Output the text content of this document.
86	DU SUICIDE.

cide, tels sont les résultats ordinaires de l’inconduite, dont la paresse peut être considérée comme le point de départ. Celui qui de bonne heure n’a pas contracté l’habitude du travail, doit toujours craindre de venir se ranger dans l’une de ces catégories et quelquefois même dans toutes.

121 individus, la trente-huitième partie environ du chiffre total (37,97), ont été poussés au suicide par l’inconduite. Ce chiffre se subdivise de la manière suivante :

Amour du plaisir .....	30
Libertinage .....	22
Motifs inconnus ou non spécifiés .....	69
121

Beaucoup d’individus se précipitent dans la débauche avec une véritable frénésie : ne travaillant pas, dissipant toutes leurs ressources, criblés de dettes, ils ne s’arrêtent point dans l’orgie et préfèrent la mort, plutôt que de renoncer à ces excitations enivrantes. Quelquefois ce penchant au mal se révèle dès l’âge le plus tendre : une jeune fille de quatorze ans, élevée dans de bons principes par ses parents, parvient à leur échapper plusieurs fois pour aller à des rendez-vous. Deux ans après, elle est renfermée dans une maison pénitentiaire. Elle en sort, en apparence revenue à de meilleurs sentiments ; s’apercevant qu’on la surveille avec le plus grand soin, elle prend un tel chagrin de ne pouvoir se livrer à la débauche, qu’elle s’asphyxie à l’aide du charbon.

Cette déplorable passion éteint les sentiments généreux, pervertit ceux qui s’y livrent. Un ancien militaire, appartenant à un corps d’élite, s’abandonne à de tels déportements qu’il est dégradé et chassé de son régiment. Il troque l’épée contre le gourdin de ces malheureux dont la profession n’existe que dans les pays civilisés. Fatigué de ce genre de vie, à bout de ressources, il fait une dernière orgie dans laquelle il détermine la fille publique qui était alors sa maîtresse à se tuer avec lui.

Exercise prompt → Filter the records above and return every line that holds the word "ressources".

Task output →
Beaucoup d’individus se précipitent dans la débauche avec une véritable frénésie : ne travaillant pas, dissipant toutes leurs ressources, criblés de dettes, ils ne s’arrêtent point dans l’orgie et préfèrent la mort, plutôt que de renoncer à ces excitations enivrantes. Quelquefois ce penchant au mal se révèle dès l’âge le plus tendre : une jeune fille de quatorze ans, élevée dans de bons principes par ses parents, parvient à leur échapper plusieurs fois pour aller à des rendez-vous. Deux ans après, elle est renfermée dans une maison pénitentiaire. Elle en sort, en apparence revenue à de meilleurs sentiments ; s’apercevant qu’on la surveille avec le plus grand soin, elle prend un tel chagrin de ne pouvoir se livrer à la débauche, qu’elle s’asphyxie à l’aide du charbon.
Cette déplorable passion éteint les sentiments généreux, pervertit ceux qui s’y livrent. Un ancien militaire, appartenant à un corps d’élite, s’abandonne à de tels déportements qu’il est dégradé et chassé de son régiment. Il troque l’épée contre le gourdin de ces malheureux dont la profession n’existe que dans les pays civilisés. Fatigué de ce genre de vie, à bout de ressources, il fait une dernière orgie dans laquelle il détermine la fille publique qui était alors sa maîtresse à se tuer avec lui.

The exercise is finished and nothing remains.